__SHORT EXERCISE__
Find the lines containing the word "nick" and copy every one of them.

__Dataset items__
<<<<

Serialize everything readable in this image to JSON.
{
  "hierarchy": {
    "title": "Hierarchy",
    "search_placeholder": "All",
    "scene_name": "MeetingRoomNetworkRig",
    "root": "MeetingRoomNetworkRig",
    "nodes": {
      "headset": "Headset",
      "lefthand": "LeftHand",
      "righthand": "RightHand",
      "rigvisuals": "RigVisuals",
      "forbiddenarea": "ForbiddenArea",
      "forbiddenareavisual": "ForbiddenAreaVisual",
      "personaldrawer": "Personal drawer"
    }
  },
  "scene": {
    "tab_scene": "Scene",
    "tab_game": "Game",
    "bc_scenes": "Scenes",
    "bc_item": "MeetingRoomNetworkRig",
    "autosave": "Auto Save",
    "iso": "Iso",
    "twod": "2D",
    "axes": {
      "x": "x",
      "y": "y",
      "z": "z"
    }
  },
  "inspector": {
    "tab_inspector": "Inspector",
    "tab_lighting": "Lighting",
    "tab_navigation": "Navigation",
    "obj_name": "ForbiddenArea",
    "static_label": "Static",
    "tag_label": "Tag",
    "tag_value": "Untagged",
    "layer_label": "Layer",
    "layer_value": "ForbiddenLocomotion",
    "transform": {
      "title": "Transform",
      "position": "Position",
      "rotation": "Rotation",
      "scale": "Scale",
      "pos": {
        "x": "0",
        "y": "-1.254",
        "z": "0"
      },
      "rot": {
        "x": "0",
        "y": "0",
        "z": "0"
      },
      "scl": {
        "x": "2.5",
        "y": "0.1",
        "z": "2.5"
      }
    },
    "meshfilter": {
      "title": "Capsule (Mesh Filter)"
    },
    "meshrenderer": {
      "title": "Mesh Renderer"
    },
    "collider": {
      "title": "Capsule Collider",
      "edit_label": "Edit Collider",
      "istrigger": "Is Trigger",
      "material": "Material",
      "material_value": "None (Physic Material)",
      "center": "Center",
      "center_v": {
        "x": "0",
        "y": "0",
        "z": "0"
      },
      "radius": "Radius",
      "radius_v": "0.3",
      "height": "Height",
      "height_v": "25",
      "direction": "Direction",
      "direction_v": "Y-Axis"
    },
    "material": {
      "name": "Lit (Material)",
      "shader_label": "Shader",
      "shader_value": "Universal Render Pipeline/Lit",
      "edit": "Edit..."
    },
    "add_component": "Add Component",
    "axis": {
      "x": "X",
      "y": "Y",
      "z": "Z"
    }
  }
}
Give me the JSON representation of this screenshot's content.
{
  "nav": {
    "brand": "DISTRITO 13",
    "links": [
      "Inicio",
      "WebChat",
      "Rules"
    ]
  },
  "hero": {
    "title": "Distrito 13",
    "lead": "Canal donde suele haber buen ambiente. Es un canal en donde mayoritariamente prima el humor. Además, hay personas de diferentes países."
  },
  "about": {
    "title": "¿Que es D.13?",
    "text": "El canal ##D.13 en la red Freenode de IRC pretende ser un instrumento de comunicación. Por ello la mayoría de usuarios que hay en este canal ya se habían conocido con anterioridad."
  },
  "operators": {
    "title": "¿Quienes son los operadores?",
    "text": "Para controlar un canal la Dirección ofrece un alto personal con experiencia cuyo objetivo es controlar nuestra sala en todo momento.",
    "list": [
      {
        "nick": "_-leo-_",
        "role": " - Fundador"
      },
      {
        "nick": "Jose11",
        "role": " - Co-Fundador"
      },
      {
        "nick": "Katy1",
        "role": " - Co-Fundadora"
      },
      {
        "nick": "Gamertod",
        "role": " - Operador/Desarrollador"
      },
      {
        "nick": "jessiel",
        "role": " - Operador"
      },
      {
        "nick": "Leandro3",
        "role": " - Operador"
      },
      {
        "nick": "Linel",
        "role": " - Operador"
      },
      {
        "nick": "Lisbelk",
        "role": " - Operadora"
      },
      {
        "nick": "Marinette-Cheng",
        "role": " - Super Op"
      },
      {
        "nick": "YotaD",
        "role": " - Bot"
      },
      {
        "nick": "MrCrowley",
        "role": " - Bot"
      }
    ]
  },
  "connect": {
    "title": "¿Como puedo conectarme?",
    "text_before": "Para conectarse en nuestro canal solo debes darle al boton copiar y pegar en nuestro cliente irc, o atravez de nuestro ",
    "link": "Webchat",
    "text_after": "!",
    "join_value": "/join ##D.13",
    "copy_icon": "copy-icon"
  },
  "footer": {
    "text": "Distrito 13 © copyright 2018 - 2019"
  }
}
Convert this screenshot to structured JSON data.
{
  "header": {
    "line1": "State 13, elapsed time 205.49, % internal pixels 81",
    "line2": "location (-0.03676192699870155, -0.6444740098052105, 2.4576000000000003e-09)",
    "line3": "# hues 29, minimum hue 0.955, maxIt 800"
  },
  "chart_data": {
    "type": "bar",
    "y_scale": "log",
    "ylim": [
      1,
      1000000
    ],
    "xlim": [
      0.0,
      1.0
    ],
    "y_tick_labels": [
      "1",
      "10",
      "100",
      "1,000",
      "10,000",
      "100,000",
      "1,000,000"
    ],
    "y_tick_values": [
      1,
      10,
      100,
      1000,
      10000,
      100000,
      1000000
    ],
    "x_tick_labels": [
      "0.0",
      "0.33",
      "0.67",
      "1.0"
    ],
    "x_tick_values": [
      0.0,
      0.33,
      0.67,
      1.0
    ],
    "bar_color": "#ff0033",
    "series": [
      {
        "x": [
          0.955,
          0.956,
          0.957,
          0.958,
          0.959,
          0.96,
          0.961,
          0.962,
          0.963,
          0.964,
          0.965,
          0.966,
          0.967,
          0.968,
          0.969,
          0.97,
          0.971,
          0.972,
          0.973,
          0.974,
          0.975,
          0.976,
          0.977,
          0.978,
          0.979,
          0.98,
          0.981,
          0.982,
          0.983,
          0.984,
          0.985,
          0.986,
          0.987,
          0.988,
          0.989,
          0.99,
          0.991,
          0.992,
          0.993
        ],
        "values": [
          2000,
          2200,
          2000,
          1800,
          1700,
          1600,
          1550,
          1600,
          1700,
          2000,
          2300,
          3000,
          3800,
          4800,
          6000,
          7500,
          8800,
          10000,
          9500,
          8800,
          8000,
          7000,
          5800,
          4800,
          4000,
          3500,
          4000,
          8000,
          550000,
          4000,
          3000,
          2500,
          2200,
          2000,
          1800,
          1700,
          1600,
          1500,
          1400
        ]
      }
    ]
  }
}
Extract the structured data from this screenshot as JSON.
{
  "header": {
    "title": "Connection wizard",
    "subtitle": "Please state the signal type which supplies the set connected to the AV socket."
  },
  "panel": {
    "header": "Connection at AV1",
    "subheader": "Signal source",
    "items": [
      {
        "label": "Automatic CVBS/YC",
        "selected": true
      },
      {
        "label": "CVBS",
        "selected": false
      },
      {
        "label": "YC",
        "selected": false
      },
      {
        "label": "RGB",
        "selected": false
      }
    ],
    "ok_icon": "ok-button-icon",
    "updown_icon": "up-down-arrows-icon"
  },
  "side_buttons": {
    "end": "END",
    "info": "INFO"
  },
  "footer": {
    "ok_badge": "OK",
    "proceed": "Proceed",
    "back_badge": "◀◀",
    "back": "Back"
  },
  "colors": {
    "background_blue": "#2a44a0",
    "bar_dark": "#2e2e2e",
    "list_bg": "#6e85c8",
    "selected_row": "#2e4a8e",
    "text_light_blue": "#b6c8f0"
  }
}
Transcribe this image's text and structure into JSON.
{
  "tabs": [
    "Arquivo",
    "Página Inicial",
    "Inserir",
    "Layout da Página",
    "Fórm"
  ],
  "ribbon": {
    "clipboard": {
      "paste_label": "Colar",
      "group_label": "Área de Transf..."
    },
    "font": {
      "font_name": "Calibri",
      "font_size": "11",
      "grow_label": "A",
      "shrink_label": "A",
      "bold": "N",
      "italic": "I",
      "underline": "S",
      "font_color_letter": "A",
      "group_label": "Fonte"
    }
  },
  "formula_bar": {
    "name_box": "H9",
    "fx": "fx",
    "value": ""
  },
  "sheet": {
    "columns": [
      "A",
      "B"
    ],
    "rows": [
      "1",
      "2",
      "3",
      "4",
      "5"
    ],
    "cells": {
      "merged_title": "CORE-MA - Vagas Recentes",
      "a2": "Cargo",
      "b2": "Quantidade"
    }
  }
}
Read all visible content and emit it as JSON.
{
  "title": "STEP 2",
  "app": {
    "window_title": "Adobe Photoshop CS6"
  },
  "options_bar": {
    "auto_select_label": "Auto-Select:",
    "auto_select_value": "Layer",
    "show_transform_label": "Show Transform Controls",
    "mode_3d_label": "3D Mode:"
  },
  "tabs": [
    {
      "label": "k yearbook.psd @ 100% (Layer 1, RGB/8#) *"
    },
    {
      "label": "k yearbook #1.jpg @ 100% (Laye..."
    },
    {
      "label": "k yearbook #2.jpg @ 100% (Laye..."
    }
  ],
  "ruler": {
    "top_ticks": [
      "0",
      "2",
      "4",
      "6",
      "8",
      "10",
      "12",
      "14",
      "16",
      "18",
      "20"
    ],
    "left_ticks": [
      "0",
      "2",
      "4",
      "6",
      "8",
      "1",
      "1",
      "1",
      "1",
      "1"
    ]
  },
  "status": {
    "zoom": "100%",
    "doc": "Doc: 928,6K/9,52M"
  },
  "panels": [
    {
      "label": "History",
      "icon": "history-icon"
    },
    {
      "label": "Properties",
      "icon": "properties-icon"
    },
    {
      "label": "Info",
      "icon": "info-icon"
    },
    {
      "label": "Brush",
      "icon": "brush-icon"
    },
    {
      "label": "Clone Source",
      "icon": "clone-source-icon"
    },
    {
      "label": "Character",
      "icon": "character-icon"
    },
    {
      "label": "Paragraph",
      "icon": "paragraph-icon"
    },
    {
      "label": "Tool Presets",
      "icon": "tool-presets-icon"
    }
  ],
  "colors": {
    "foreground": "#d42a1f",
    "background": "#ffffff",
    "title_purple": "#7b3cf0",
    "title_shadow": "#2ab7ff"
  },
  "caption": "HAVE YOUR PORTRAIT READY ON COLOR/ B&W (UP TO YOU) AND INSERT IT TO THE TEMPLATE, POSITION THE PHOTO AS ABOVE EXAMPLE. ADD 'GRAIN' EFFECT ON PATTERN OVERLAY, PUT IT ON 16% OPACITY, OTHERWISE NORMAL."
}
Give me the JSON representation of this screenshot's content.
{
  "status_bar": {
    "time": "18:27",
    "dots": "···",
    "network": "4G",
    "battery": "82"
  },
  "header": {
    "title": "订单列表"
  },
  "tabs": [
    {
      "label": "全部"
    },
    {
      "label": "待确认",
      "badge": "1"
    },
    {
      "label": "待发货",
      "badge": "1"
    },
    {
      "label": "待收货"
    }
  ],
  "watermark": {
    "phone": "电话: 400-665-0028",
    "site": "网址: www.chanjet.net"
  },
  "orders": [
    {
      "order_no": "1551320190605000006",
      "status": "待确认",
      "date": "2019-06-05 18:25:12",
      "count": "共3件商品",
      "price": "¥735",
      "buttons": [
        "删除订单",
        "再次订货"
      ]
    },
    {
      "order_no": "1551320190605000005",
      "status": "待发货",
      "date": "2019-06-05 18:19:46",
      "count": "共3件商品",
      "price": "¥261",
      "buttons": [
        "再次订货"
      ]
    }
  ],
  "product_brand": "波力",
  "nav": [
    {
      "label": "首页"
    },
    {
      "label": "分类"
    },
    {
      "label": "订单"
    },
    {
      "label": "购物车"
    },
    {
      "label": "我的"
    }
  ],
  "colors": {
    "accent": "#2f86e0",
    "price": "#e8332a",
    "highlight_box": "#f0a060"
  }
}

>>>>

__REPLY__
        "nick": "_-leo-_",
        "nick": "Jose11",
        "nick": "Katy1",
        "nick": "Gamertod",
        "nick": "jessiel",
        "nick": "Leandro3",
        "nick": "Linel",
        "nick": "Lisbelk",
        "nick": "Marinette-Cheng",
        "nick": "YotaD",
        "nick": "MrCrowley",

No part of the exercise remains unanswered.